** start of EXERCISE INPUT **

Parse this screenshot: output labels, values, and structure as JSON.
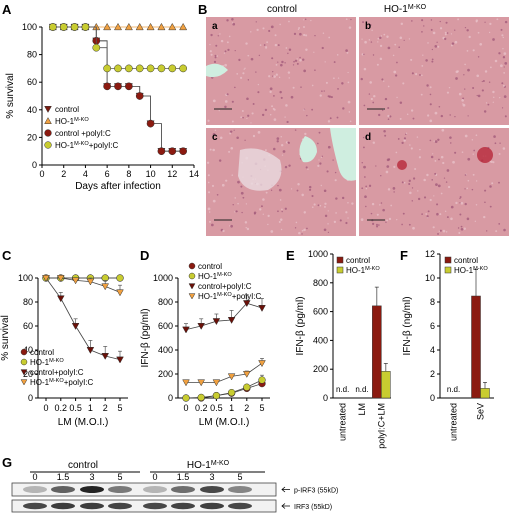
{
  "panels": {
    "A": {
      "letter": "A",
      "chart_data": {
        "type": "line",
        "xlabel": "Days after infection",
        "ylabel": "% survival",
        "xlim": [
          0,
          14
        ],
        "ylim": [
          0,
          100
        ],
        "xticks": [
          0,
          2,
          4,
          6,
          8,
          10,
          12,
          14
        ],
        "yticks": [
          0,
          20,
          40,
          60,
          80,
          100
        ],
        "legend_position": "bottom-left",
        "series": [
          {
            "name": "control",
            "color": "#7a1a10",
            "marker": "triangle-down",
            "x": [
              1,
              2,
              3,
              4,
              5,
              6,
              7,
              8,
              9,
              10,
              11,
              12,
              13
            ],
            "y": [
              100,
              100,
              100,
              100,
              90,
              57,
              57,
              57,
              50,
              30,
              10,
              10,
              10
            ]
          },
          {
            "name": "HO-1M-KO",
            "color": "#f0a040",
            "marker": "triangle-up",
            "x": [
              1,
              2,
              3,
              4,
              5,
              6,
              7,
              8,
              9,
              10,
              11,
              12,
              13
            ],
            "y": [
              100,
              100,
              100,
              100,
              100,
              100,
              100,
              100,
              100,
              100,
              100,
              100,
              100
            ]
          },
          {
            "name": "control +polyI:C",
            "color": "#8b1a10",
            "marker": "circle",
            "x": [
              1,
              2,
              3,
              4,
              5,
              6,
              7,
              8,
              9,
              10,
              11,
              12,
              13
            ],
            "y": [
              100,
              100,
              100,
              100,
              90,
              57,
              57,
              57,
              50,
              30,
              10,
              10,
              10
            ]
          },
          {
            "name": "HO-1M-KO+polyI:C",
            "color": "#c8cc30",
            "marker": "circle",
            "x": [
              1,
              2,
              3,
              4,
              5,
              6,
              7,
              8,
              9,
              10,
              11,
              12,
              13
            ],
            "y": [
              100,
              100,
              100,
              100,
              85,
              70,
              70,
              70,
              70,
              70,
              70,
              70,
              70
            ]
          }
        ]
      }
    },
    "B": {
      "letter": "B",
      "col_titles": [
        "control",
        "HO-1M-KO"
      ],
      "sub_labels": [
        "a",
        "b",
        "c",
        "d"
      ],
      "tissue_color": "#d89aa3",
      "lesion_color": "#cfeee0"
    },
    "C": {
      "letter": "C",
      "chart_data": {
        "type": "line",
        "xlabel": "LM (M.O.I.)",
        "ylabel": "% survival",
        "categories": [
          "0",
          "0.2",
          "0.5",
          "1",
          "2",
          "5"
        ],
        "ylim": [
          0,
          100
        ],
        "yticks": [
          0,
          20,
          40,
          60,
          80,
          100
        ],
        "legend_position": "bottom-left",
        "series": [
          {
            "name": "control",
            "color": "#8b1a10",
            "marker": "circle",
            "values": [
              100,
              100,
              100,
              100,
              100,
              100
            ],
            "err": [
              2,
              2,
              2,
              2,
              2,
              2
            ]
          },
          {
            "name": "HO-1M-KO",
            "color": "#c8cc30",
            "marker": "circle",
            "values": [
              100,
              100,
              100,
              100,
              100,
              100
            ],
            "err": [
              2,
              2,
              2,
              2,
              2,
              2
            ]
          },
          {
            "name": "control+polyI:C",
            "color": "#6a1008",
            "marker": "triangle-down",
            "values": [
              100,
              83,
              60,
              40,
              35,
              32
            ],
            "err": [
              3,
              5,
              6,
              8,
              8,
              7
            ]
          },
          {
            "name": "HO-1M-KO+polyI:C",
            "color": "#f0a040",
            "marker": "triangle-down",
            "values": [
              100,
              100,
              98,
              97,
              93,
              88
            ],
            "err": [
              2,
              2,
              3,
              4,
              5,
              6
            ]
          }
        ]
      }
    },
    "D": {
      "letter": "D",
      "chart_data": {
        "type": "line",
        "xlabel": "LM (M.O.I.)",
        "ylabel": "IFN-β (pg/ml)",
        "categories": [
          "0",
          "0.2",
          "0.5",
          "1",
          "2",
          "5"
        ],
        "ylim": [
          0,
          1000
        ],
        "yticks": [
          0,
          200,
          400,
          600,
          800,
          1000
        ],
        "legend_position": "top-left",
        "series": [
          {
            "name": "control",
            "color": "#8b1a10",
            "marker": "circle",
            "values": [
              0,
              0,
              20,
              40,
              80,
              120
            ],
            "err": [
              5,
              5,
              10,
              15,
              20,
              40
            ]
          },
          {
            "name": "HO-1M-KO",
            "color": "#c8cc30",
            "marker": "circle",
            "values": [
              0,
              5,
              20,
              45,
              90,
              150
            ],
            "err": [
              5,
              5,
              10,
              15,
              20,
              40
            ]
          },
          {
            "name": "control+polyI:C",
            "color": "#6a1008",
            "marker": "triangle-down",
            "values": [
              570,
              600,
              640,
              650,
              790,
              750
            ],
            "err": [
              50,
              60,
              60,
              80,
              70,
              80
            ]
          },
          {
            "name": "HO-1M-KO+polyI:C",
            "color": "#f0a040",
            "marker": "triangle-down",
            "values": [
              130,
              130,
              130,
              180,
              200,
              290
            ],
            "err": [
              15,
              15,
              20,
              20,
              25,
              40
            ]
          }
        ]
      }
    },
    "E": {
      "letter": "E",
      "chart_data": {
        "type": "bar",
        "ylabel": "IFN-β (pg/ml)",
        "categories": [
          "untreated",
          "LM",
          "polyI:C+LM"
        ],
        "ylim": [
          0,
          1000
        ],
        "yticks": [
          0,
          200,
          400,
          600,
          800,
          1000
        ],
        "legend_position": "top-left",
        "nd_label": "n.d.",
        "series": [
          {
            "name": "control",
            "color": "#8b1a10",
            "values": [
              null,
              null,
              640
            ],
            "err": [
              null,
              null,
              130
            ]
          },
          {
            "name": "HO-1M-KO",
            "color": "#c8cc30",
            "values": [
              null,
              null,
              185
            ],
            "err": [
              null,
              null,
              55
            ]
          }
        ]
      }
    },
    "F": {
      "letter": "F",
      "chart_data": {
        "type": "bar",
        "ylabel": "IFN-β (ng/ml)",
        "categories": [
          "untreated",
          "SeV"
        ],
        "ylim": [
          0,
          12
        ],
        "yticks": [
          0,
          2,
          4,
          6,
          8,
          10,
          12
        ],
        "legend_position": "top-left",
        "nd_label": "n.d.",
        "series": [
          {
            "name": "control",
            "color": "#8b1a10",
            "values": [
              null,
              8.5
            ],
            "err": [
              null,
              2.2
            ]
          },
          {
            "name": "HO-1M-KO",
            "color": "#c8cc30",
            "values": [
              null,
              0.8
            ],
            "err": [
              null,
              0.5
            ]
          }
        ]
      }
    },
    "G": {
      "letter": "G",
      "group_labels": [
        "control",
        "HO-1M-KO"
      ],
      "lane_times": [
        "0",
        "1.5",
        "3",
        "5",
        "0",
        "1.5",
        "3",
        "5"
      ],
      "band_labels": [
        "p-IRF3 (55kD)",
        "IRF3 (55kD)"
      ],
      "p_irf3_intensity": [
        0.25,
        0.6,
        0.85,
        0.5,
        0.25,
        0.55,
        0.7,
        0.45
      ],
      "irf3_intensity": [
        0.7,
        0.75,
        0.75,
        0.72,
        0.7,
        0.72,
        0.74,
        0.7
      ]
    }
  }
}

** end of EXERCISE INPUT **

Skipping the pictures, transcribe each line above exactly as it appears.

Parse this screenshot: output labels, values, and structure as JSON.
{
  "panels": {
    "A": {
      "letter": "A",
      "chart_data": {
        "type": "line",
        "xlabel": "Days after infection",
        "ylabel": "% survival",
        "xlim": [
          0,
          14
        ],
        "ylim": [
          0,
          100
        ],
        "xticks": [
          0,
          2,
          4,
          6,
          8,
          10,
          12,
          14
        ],
        "yticks": [
          0,
          20,
          40,
          60,
          80,
          100
        ],
        "legend_position": "bottom-left",
        "series": [
          {
            "name": "control",
            "color": "#7a1a10",
            "marker": "triangle-down",
            "x": [
              1,
              2,
              3,
              4,
              5,
              6,
              7,
              8,
              9,
              10,
              11,
              12,
              13
            ],
            "y": [
              100,
              100,
              100,
              100,
              90,
              57,
              57,
              57,
              50,
              30,
              10,
              10,
              10
            ]
          },
          {
            "name": "HO-1M-KO",
            "color": "#f0a040",
            "marker": "triangle-up",
            "x": [
              1,
              2,
              3,
              4,
              5,
              6,
              7,
              8,
              9,
              10,
              11,
              12,
              13
            ],
            "y": [
              100,
              100,
              100,
              100,
              100,
              100,
              100,
              100,
              100,
              100,
              100,
              100,
              100
            ]
          },
          {
            "name": "control +polyI:C",
            "color": "#8b1a10",
            "marker": "circle",
            "x": [
              1,
              2,
              3,
              4,
              5,
              6,
              7,
              8,
              9,
              10,
              11,
              12,
              13
            ],
            "y": [
              100,
              100,
              100,
              100,
              90,
              57,
              57,
              57,
              50,
              30,
              10,
              10,
              10
            ]
          },
          {
            "name": "HO-1M-KO+polyI:C",
            "color": "#c8cc30",
            "marker": "circle",
            "x": [
              1,
              2,
              3,
              4,
              5,
              6,
              7,
              8,
              9,
              10,
              11,
              12,
              13
            ],
            "y": [
              100,
              100,
              100,
              100,
              85,
              70,
              70,
              70,
              70,
              70,
              70,
              70,
              70
            ]
          }
        ]
      }
    },
    "B": {
      "letter": "B",
      "col_titles": [
        "control",
        "HO-1M-KO"
      ],
      "sub_labels": [
        "a",
        "b",
        "c",
        "d"
      ],
      "tissue_color": "#d89aa3",
      "lesion_color": "#cfeee0"
    },
    "C": {
      "letter": "C",
      "chart_data": {
        "type": "line",
        "xlabel": "LM (M.O.I.)",
        "ylabel": "% survival",
        "categories": [
          "0",
          "0.2",
          "0.5",
          "1",
          "2",
          "5"
        ],
        "ylim": [
          0,
          100
        ],
        "yticks": [
          0,
          20,
          40,
          60,
          80,
          100
        ],
        "legend_position": "bottom-left",
        "series": [
          {
            "name": "control",
            "color": "#8b1a10",
            "marker": "circle",
            "values": [
              100,
              100,
              100,
              100,
              100,
              100
            ],
            "err": [
              2,
              2,
              2,
              2,
              2,
              2
            ]
          },
          {
            "name": "HO-1M-KO",
            "color": "#c8cc30",
            "marker": "circle",
            "values": [
              100,
              100,
              100,
              100,
              100,
              100
            ],
            "err": [
              2,
              2,
              2,
              2,
              2,
              2
            ]
          },
          {
            "name": "control+polyI:C",
            "color": "#6a1008",
            "marker": "triangle-down",
            "values": [
              100,
              83,
              60,
              40,
              35,
              32
            ],
            "err": [
              3,
              5,
              6,
              8,
              8,
              7
            ]
          },
          {
            "name": "HO-1M-KO+polyI:C",
            "color": "#f0a040",
            "marker": "triangle-down",
            "values": [
              100,
              100,
              98,
              97,
              93,
              88
            ],
            "err": [
              2,
              2,
              3,
              4,
              5,
              6
            ]
          }
        ]
      }
    },
    "D": {
      "letter": "D",
      "chart_data": {
        "type": "line",
        "xlabel": "LM (M.O.I.)",
        "ylabel": "IFN-β (pg/ml)",
        "categories": [
          "0",
          "0.2",
          "0.5",
          "1",
          "2",
          "5"
        ],
        "ylim": [
          0,
          1000
        ],
        "yticks": [
          0,
          200,
          400,
          600,
          800,
          1000
        ],
        "legend_position": "top-left",
        "series": [
          {
            "name": "control",
            "color": "#8b1a10",
            "marker": "circle",
            "values": [
              0,
              0,
              20,
              40,
              80,
              120
            ],
            "err": [
              5,
              5,
              10,
              15,
              20,
              40
            ]
          },
          {
            "name": "HO-1M-KO",
            "color": "#c8cc30",
            "marker": "circle",
            "values": [
              0,
              5,
              20,
              45,
              90,
              150
            ],
            "err": [
              5,
              5,
              10,
              15,
              20,
              40
            ]
          },
          {
            "name": "control+polyI:C",
            "color": "#6a1008",
            "marker": "triangle-down",
            "values": [
              570,
              600,
              640,
              650,
              790,
              750
            ],
            "err": [
              50,
              60,
              60,
              80,
              70,
              80
            ]
          },
          {
            "name": "HO-1M-KO+polyI:C",
            "color": "#f0a040",
            "marker": "triangle-down",
            "values": [
              130,
              130,
              130,
              180,
              200,
              290
            ],
            "err": [
              15,
              15,
              20,
              20,
              25,
              40
            ]
          }
        ]
      }
    },
    "E": {
      "letter": "E",
      "chart_data": {
        "type": "bar",
        "ylabel": "IFN-β (pg/ml)",
        "categories": [
          "untreated",
          "LM",
          "polyI:C+LM"
        ],
        "ylim": [
          0,
          1000
        ],
        "yticks": [
          0,
          200,
          400,
          600,
          800,
          1000
        ],
        "legend_position": "top-left",
        "nd_label": "n.d.",
        "series": [
          {
            "name": "control",
            "color": "#8b1a10",
            "values": [
              null,
              null,
              640
            ],
            "err": [
              null,
              null,
              130
            ]
          },
          {
            "name": "HO-1M-KO",
            "color": "#c8cc30",
            "values": [
              null,
              null,
              185
            ],
            "err": [
              null,
              null,
              55
            ]
          }
        ]
      }
    },
    "F": {
      "letter": "F",
      "chart_data": {
        "type": "bar",
        "ylabel": "IFN-β (ng/ml)",
        "categories": [
          "untreated",
          "SeV"
        ],
        "ylim": [
          0,
          12
        ],
        "yticks": [
          0,
          2,
          4,
          6,
          8,
          10,
          12
        ],
        "legend_position": "top-left",
        "nd_label": "n.d.",
        "series": [
          {
            "name": "control",
            "color": "#8b1a10",
            "values": [
              null,
              8.5
            ],
            "err": [
              null,
              2.2
            ]
          },
          {
            "name": "HO-1M-KO",
            "color": "#c8cc30",
            "values": [
              null,
              0.8
            ],
            "err": [
              null,
              0.5
            ]
          }
        ]
      }
    },
    "G": {
      "letter": "G",
      "group_labels": [
        "control",
        "HO-1M-KO"
      ],
      "lane_times": [
        "0",
        "1.5",
        "3",
        "5",
        "0",
        "1.5",
        "3",
        "5"
      ],
      "band_labels": [
        "p-IRF3 (55kD)",
        "IRF3 (55kD)"
      ],
      "p_irf3_intensity": [
        0.25,
        0.6,
        0.85,
        0.5,
        0.25,
        0.55,
        0.7,
        0.45
      ],
      "irf3_intensity": [
        0.7,
        0.75,
        0.75,
        0.72,
        0.7,
        0.72,
        0.74,
        0.7
      ]
    }
  }
}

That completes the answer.